Bericht des Vorstands 2016
The Beginning of the Future
In 2016 the Association focused its attention on future-oriented issues. The project concerning the certification of client advisors as well as the project on promotional activities for the Swiss financial centre both received new and important impulses and will be pursued in the current year. In addition, the Board has placed the topic of digitalisation and FinTech (Financial Technology) on its agenda and above all wants to involve itself in the regulatory aspects.
The regulatory environment has also changed. Switzerland wants to remain a leading financial centre with regard to the provision of crossborder financial services and, with this aim in mind, has adopted numerous international and regional standards into its legislation. Examples of this include the latest amendments to the Basel III provisions on capital and liquidity requirements; the FATF and Global Forum standards to combat money laundering; various agreements on the automatic exchange of information; the USA’s latest demands concerning its Qualified Intermediary (QI) system; and the provisions stemming from the EU’s Directives regulating OTC-trading and market infrastructure. The near future will also see Switzerland’s Financial Services Act, the Financial Institutions Act and the revised Data Protection Act entering into force. As a result of all these amendments, Switzerland is equipped with a body of regulation that is equivalent to that of its main partners countries. Nevertheless, it has not yet proven possible to reach the much-desired goal of market access through negotiations with EU-member countries nor with other states, despite the fact that Switzerland has passed the Peer Reviews of the Global Forum on Transparency and Exchange of Information as well as those of the Basel Committee on Banking Supervision.
Action on Certification and Promotional Activities
Several years ago, the foreign banks in Switzerland were the first to call for the certification of client advisors. International developments at the time were already pointing in this direction. However, those banks focusing on the domestic market were initially hesitant. In the year under review, several large, internationally-active Swiss banks started to train their client advisors - for the time being those working in international private banking - and to have them certified according to the ISO-Standard. The topic was thus re-launched. The Association subsequently investigated to see whether the staff of its member banks could be eligible for the training programmes. It also wanted to find out whether the programmes could be adapted to meet the training requirements of banks that are part of a global group structure and is in contact with providers with a view to obtaining offers suitable for the foreign banks. Offers of courses and certification should be received in the current year. In the coming months the Association will work on the question of the international recognition of the certificate. This is in the interest of all banks active in crossborder business.

◆ Required actions:
(1) Write out the 2016 board report from "Bericht des Vorstands" up to and including "the regulatory aspects.".
(2) Carry on writing the 2016 board report, beginning right after its last sentence.
The material placed after the 2016 board report is not needed.

◆ Material provided:
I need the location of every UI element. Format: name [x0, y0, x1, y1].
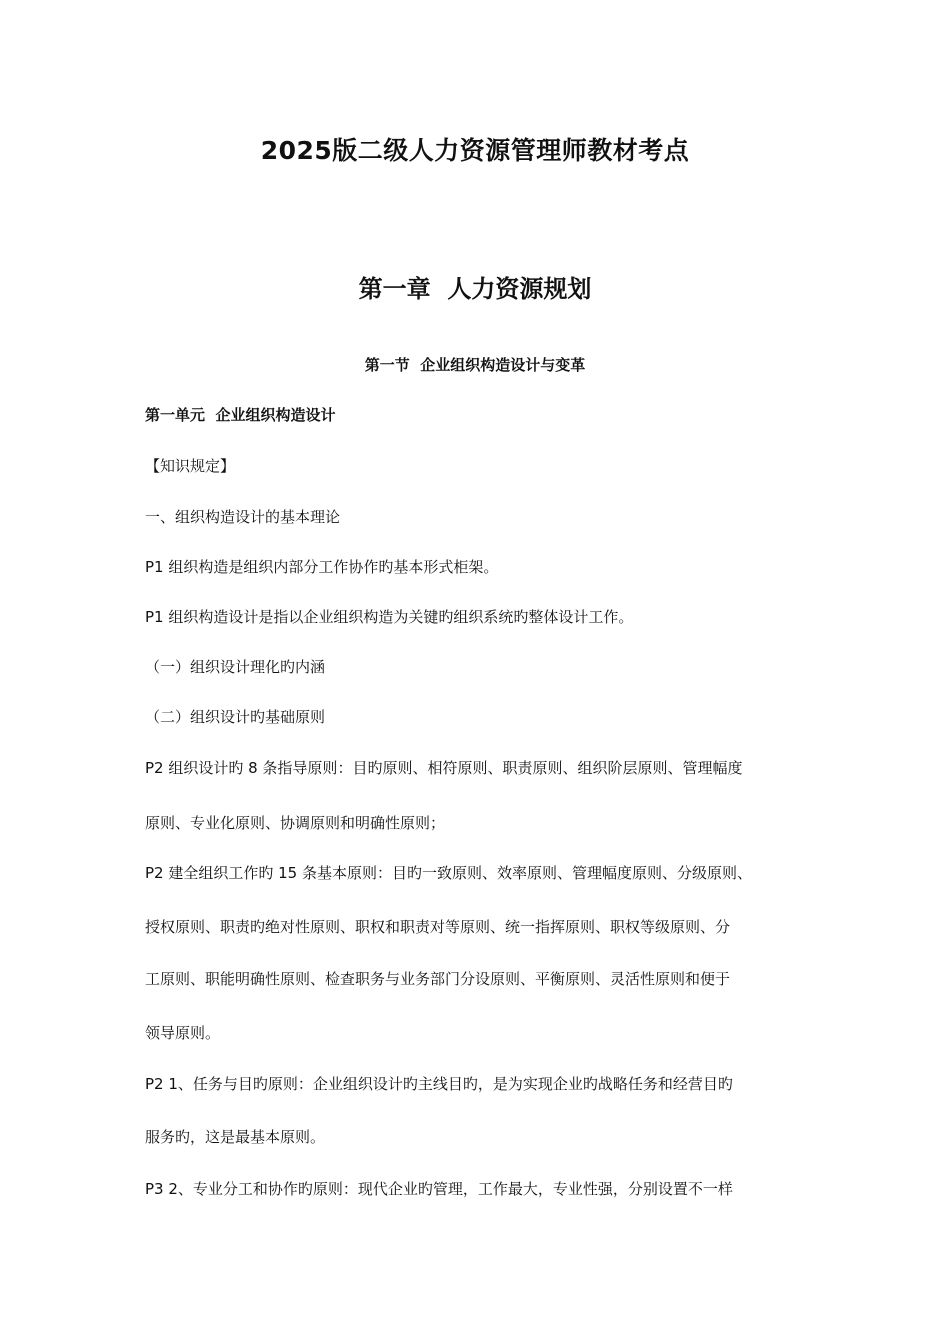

◆ Answers to the exercises:
(1)
Bericht des Vorstands 2016
The Beginning of the Future
In 2016 the Association focused its attention on future-oriented issues. The project concerning the certification of client advisors as well as the project on promotional activities for the Swiss financial centre both received new and important impulses and will be pursued in the current year. In addition, the Board has placed the topic of digitalisation and FinTech (Financial Technology) on its agenda and above all wants to involve itself in the regulatory aspects.

(2)
Progress was also made with regard to measures to promote the Swiss financial centre, and the Federal Department of Finance is now accelerating this project. Under the leadership of the State Secretariat for International Financial Matters (SIF), banks and other representatives of the Swiss financial centre have been working out a promotional project and in the current year will firm up specific measures. The core activity will be a series of events in major countries and financial centres, accompanied by information campaigns about the Swiss financial centre.
The Focus of Interest: Automation and Digitalisation
Over the past year the convergence of FinTech and banks resulted in an intense discussion about possible modernisation projects. During the current year, the Association wants to give its members the opportunity to obtain an overview of the FinTech offers that are of relevance to them, to exchange experiences and to find sourcing partners. The Association’s priority, however, will be to engage itself in the discussion about the future framework conditions. The Association supports the main political thrust from the Federal Council for a specific regulatory framework that fosters the development of FinTech. FinTech and banks find themselves on increasingly convergent paths and the future lies in cooperation. Entry barriers for FinTech are not in the interest of the banking sector, neither are they in the interest of the economy as a whole.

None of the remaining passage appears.